Return the listing word for word, as given.

Collected data
┄┄┄┄┄┄┄┄┄┄┄┄┄┄┄┄┄┄┄┄

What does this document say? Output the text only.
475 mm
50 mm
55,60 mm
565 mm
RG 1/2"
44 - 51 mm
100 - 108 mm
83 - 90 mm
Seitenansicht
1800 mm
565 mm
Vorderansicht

┄┄┄┄┄┄┄┄┄┄┄┄┄┄┄┄┄┄┄┄

REPLY:
What does this document say? Output the text only.
475 mm
50 mm
55,60 mm
565 mm
RG 1/2"
44 - 51 mm
100 - 108 mm
83 - 90 mm
Seitenansicht
1800 mm
565 mm
Vorderansicht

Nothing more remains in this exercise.